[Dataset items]
▼
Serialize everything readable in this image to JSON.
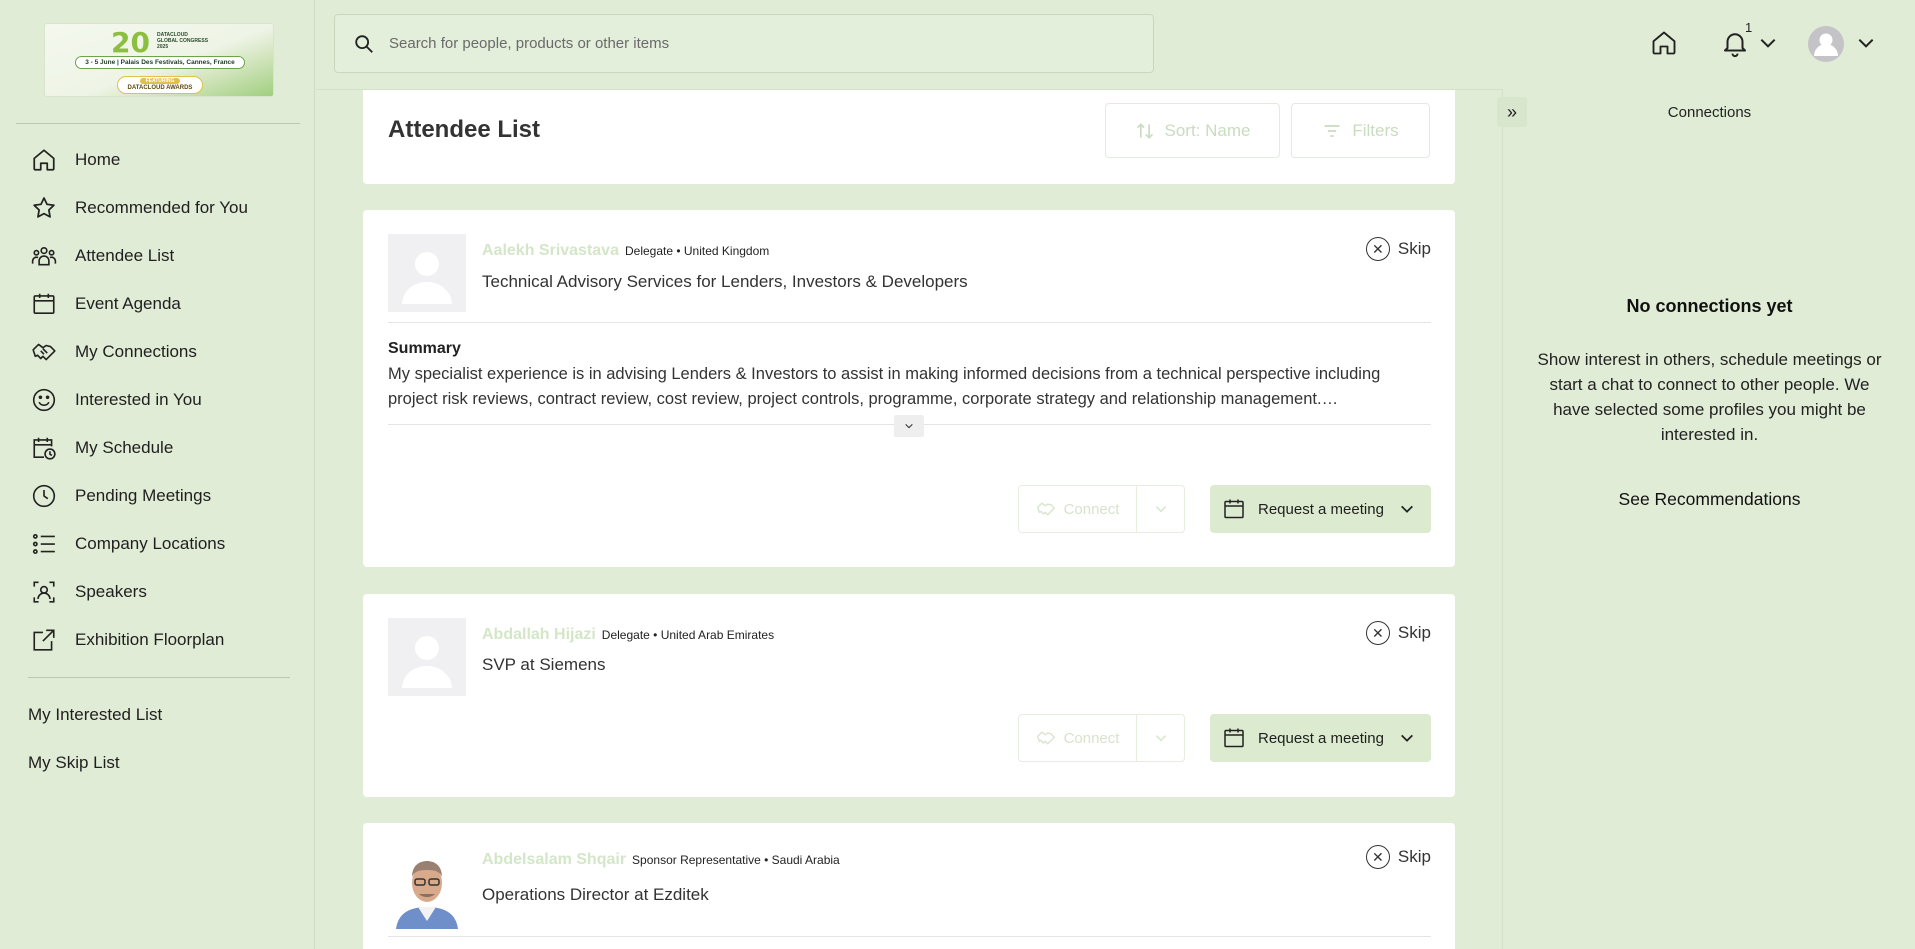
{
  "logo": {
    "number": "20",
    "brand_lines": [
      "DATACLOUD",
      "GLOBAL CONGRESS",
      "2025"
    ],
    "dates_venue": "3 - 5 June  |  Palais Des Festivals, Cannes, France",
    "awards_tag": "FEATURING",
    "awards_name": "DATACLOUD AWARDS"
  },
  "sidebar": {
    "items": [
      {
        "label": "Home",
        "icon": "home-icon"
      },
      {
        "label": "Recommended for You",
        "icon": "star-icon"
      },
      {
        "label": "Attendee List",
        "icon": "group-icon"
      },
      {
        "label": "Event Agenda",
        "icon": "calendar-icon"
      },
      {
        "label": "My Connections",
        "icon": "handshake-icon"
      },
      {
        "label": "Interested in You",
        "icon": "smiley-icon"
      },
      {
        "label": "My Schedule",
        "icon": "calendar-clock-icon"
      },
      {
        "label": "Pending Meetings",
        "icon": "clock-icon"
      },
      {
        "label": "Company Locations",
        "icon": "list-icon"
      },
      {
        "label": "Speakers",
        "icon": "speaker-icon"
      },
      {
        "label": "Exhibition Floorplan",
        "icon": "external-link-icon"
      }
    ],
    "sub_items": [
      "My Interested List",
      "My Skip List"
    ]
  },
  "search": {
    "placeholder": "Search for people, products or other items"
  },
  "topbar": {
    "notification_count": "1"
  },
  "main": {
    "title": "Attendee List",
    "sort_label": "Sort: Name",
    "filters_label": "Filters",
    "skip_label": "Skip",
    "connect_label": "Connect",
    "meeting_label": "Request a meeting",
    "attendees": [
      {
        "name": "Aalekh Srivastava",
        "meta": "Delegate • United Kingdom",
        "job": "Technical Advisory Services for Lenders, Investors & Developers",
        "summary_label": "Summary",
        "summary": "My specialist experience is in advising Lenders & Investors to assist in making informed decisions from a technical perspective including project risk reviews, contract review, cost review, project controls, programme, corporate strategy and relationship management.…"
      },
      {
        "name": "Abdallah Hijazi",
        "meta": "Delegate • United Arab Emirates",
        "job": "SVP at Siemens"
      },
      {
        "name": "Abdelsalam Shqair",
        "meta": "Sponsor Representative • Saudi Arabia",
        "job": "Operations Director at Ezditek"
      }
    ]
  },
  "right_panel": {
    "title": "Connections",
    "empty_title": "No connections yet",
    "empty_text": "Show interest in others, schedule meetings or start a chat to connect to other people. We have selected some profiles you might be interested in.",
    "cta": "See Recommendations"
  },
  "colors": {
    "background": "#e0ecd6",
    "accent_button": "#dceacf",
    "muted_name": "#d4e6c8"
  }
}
▲
▼
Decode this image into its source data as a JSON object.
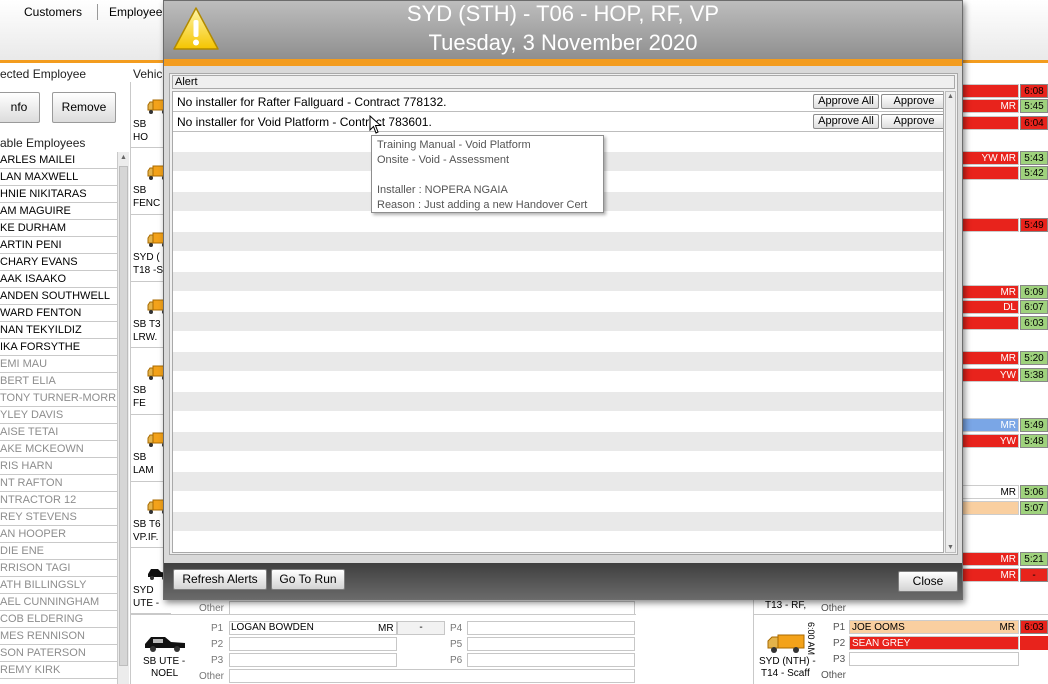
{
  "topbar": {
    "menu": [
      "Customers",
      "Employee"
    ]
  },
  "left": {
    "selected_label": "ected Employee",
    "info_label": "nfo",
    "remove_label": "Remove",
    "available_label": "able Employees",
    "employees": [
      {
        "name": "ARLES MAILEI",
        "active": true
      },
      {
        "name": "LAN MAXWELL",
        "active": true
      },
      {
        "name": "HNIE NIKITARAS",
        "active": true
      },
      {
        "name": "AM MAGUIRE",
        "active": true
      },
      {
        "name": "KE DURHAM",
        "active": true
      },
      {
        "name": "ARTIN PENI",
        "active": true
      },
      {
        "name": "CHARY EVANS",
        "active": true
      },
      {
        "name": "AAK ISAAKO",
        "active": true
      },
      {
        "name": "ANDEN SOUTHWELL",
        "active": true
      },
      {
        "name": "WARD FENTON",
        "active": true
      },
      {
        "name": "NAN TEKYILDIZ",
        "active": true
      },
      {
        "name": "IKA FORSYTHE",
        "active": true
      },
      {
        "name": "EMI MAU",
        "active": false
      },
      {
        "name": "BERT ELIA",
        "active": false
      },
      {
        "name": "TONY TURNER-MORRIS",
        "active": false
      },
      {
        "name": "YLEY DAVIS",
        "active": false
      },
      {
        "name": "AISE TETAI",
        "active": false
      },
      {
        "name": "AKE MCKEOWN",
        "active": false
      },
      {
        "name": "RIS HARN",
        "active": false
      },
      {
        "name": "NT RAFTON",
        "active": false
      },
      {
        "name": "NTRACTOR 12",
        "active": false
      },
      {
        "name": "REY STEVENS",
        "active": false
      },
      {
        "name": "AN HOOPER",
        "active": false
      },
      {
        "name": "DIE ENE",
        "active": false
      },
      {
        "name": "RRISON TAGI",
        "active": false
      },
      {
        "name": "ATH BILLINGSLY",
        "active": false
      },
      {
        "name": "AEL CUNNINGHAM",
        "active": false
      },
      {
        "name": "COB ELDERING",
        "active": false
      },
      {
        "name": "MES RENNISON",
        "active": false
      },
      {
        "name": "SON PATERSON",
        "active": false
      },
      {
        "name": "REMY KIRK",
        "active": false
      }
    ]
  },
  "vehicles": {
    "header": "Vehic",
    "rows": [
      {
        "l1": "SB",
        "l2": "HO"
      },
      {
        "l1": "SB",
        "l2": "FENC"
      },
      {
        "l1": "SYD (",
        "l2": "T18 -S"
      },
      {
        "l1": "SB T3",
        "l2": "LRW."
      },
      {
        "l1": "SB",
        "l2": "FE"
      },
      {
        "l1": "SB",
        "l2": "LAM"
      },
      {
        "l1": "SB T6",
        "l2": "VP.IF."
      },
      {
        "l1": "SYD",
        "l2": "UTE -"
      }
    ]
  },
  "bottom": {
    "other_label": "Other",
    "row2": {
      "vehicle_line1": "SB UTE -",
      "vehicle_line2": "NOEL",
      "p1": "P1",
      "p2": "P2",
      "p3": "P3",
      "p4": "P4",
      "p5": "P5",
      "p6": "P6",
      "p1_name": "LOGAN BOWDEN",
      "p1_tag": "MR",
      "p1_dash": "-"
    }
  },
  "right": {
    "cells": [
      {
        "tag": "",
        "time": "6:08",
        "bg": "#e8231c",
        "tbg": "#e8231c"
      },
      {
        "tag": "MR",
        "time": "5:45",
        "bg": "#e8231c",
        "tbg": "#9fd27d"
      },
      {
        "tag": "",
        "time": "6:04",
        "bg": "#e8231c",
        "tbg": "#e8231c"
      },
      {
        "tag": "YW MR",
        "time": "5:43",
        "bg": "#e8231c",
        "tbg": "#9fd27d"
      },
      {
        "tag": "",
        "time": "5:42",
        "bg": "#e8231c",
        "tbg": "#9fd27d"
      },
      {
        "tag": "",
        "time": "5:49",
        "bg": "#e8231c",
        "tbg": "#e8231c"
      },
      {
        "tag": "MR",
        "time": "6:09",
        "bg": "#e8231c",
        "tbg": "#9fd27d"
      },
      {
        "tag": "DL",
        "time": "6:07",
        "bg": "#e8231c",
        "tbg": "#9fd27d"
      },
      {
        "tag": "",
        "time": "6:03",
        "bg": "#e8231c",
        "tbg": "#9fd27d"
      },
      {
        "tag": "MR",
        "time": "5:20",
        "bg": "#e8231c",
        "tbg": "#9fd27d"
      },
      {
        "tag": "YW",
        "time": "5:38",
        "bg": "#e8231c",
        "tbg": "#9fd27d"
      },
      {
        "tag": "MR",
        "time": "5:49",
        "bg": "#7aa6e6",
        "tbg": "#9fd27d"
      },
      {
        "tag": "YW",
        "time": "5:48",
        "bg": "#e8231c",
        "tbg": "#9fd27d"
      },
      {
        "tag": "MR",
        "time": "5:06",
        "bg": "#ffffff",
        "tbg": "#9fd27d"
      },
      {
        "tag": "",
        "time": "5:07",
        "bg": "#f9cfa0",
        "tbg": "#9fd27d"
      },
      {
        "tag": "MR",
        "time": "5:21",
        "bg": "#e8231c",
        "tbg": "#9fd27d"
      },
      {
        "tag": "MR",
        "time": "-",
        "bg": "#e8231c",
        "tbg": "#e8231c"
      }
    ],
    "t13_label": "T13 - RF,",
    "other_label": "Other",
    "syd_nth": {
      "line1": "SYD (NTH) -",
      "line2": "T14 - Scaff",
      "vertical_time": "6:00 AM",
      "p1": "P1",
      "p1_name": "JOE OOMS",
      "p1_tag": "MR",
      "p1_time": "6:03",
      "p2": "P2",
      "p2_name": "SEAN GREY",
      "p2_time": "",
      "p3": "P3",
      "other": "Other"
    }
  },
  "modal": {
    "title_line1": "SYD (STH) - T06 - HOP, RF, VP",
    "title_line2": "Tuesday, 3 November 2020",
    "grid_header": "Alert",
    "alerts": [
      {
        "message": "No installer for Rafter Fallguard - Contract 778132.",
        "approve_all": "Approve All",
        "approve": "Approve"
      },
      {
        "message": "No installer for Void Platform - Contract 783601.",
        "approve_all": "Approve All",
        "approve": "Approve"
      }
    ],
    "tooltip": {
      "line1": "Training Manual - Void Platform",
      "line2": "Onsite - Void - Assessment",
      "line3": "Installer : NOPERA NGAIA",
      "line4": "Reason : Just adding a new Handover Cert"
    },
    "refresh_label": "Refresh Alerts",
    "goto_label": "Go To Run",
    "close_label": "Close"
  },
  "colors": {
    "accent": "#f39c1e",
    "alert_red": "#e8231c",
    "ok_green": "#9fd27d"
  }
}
▲
▼
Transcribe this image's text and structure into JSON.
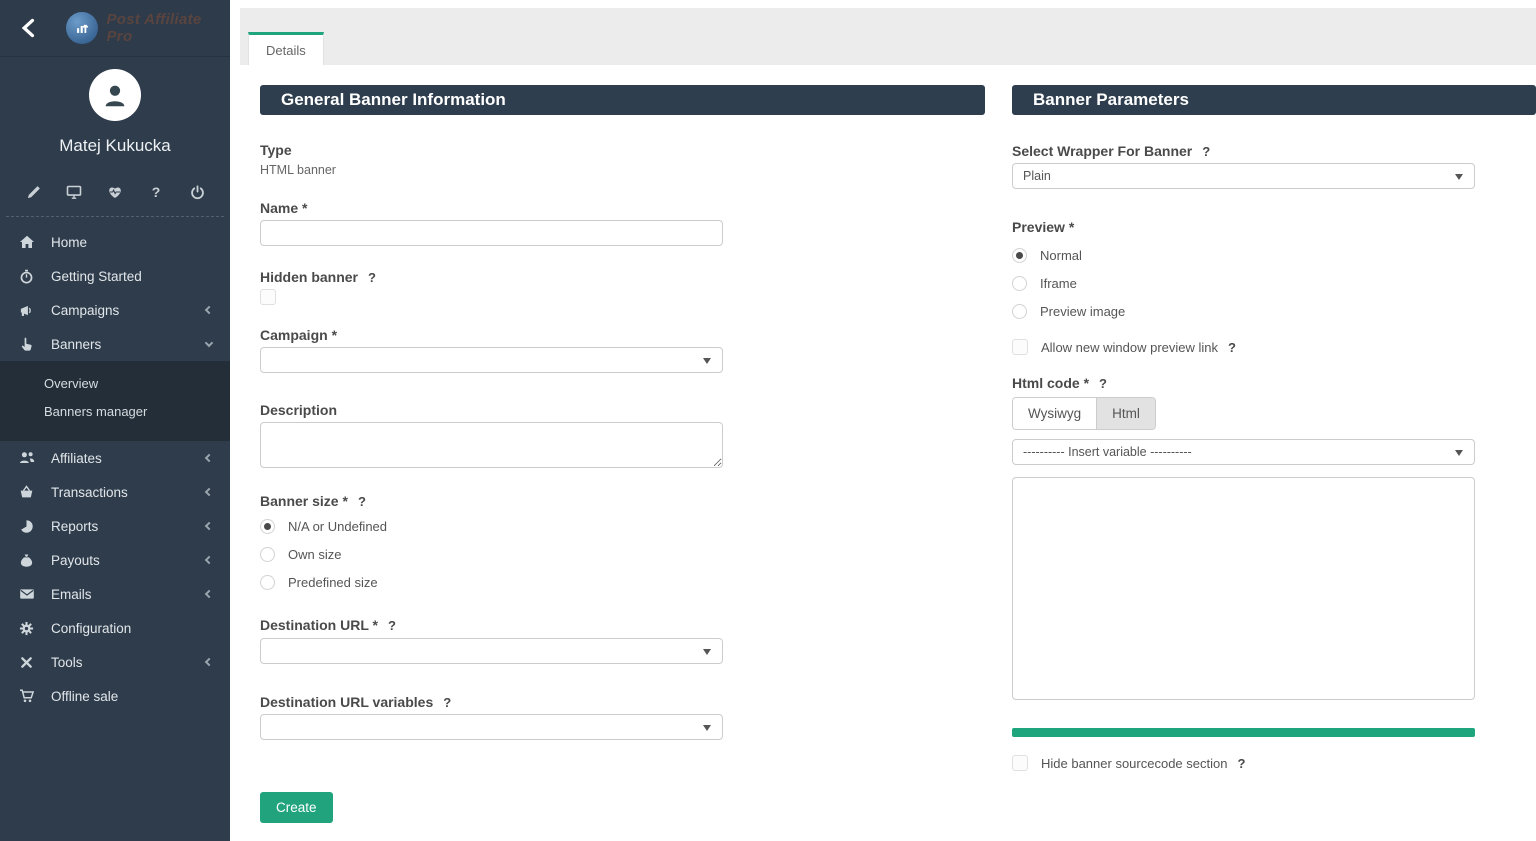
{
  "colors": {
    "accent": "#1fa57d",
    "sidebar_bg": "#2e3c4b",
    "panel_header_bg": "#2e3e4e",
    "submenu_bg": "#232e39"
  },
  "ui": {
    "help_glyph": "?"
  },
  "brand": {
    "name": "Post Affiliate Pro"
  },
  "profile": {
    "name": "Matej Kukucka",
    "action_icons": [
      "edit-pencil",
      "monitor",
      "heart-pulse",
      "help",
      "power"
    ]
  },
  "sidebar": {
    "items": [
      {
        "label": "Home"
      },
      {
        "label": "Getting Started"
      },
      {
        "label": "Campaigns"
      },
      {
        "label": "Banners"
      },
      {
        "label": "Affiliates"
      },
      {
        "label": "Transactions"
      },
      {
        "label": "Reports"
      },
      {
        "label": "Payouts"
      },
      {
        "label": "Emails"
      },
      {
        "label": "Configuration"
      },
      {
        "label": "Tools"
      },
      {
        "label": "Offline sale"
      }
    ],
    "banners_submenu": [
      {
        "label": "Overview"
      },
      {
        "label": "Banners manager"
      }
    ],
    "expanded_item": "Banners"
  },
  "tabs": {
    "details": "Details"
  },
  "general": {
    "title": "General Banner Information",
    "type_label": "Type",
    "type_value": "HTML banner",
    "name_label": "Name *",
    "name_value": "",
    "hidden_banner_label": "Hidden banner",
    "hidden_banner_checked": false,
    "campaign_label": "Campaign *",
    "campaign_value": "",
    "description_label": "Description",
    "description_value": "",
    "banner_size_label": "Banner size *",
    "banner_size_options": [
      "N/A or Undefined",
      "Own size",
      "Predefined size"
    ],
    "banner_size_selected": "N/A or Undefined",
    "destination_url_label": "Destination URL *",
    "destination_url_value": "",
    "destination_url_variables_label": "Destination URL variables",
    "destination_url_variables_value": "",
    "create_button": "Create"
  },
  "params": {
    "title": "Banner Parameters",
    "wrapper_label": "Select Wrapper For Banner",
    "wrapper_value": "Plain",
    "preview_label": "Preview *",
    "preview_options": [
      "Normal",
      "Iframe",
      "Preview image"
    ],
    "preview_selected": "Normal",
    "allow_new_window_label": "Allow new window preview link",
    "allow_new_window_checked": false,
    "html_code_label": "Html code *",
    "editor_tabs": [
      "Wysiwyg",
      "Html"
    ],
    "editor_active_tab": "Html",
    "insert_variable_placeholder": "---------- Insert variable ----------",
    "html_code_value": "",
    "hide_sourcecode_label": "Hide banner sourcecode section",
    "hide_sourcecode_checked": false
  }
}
▲
▸ WHAT NEEDS TO BE DONE
Which lines contain the word "into"? Return each of them.

▸ TASK RESULT
Decode this image into its source data as a JSON object.
Transcribe this image's text and structure into JSON.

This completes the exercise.